** Start **

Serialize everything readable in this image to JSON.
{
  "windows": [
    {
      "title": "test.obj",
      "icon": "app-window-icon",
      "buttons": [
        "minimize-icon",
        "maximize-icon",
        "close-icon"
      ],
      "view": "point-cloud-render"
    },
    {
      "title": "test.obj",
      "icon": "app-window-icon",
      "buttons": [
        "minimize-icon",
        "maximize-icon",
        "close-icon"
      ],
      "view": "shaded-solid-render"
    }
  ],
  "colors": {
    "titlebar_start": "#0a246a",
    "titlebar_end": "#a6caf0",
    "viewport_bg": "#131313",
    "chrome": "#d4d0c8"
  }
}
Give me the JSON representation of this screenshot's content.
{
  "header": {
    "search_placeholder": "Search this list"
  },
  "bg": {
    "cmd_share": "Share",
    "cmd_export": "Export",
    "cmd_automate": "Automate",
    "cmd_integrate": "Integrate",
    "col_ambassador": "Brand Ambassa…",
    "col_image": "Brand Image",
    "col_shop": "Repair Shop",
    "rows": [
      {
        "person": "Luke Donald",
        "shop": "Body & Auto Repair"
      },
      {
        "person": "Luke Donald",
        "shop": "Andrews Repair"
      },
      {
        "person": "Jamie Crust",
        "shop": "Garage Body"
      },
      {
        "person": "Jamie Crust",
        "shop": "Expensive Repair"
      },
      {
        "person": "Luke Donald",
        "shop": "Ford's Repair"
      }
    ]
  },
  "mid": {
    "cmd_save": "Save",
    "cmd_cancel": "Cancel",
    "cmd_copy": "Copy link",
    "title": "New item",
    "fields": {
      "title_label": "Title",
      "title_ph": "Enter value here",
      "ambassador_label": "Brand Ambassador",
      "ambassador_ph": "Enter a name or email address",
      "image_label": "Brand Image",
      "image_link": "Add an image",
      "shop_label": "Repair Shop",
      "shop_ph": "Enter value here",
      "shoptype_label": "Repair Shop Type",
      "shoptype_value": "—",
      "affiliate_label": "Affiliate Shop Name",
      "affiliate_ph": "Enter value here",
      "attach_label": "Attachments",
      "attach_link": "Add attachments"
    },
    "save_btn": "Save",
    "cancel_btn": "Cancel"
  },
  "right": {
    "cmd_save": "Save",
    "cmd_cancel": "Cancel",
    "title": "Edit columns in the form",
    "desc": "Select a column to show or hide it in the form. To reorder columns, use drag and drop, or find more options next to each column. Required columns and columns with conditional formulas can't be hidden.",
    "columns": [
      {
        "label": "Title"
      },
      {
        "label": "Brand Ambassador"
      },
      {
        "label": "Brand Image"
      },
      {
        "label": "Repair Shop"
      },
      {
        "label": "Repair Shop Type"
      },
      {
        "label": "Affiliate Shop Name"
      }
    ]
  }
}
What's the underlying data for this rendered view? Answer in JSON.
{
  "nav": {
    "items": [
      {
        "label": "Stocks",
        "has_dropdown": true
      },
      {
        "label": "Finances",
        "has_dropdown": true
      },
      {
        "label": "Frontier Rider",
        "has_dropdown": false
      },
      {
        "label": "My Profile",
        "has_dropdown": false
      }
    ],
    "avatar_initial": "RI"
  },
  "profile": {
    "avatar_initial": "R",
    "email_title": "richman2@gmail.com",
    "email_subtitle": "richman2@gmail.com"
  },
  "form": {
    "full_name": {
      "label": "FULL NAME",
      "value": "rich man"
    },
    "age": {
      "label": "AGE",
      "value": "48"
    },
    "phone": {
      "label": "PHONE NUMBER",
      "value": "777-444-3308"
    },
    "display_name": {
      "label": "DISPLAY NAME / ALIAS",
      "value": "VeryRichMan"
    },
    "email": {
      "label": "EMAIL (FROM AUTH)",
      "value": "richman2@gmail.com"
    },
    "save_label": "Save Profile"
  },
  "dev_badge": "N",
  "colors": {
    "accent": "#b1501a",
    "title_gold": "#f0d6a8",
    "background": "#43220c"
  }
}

** End **

● Required task: Gather each line in the data that holds the string "this".

● Worked answer:
Serialize everything readable in this image to JSON.
Give me the JSON representation of this screenshot's content.
    "search_placeholder": "Search this list"
What's the underlying data for this rendered view? Answer in JSON.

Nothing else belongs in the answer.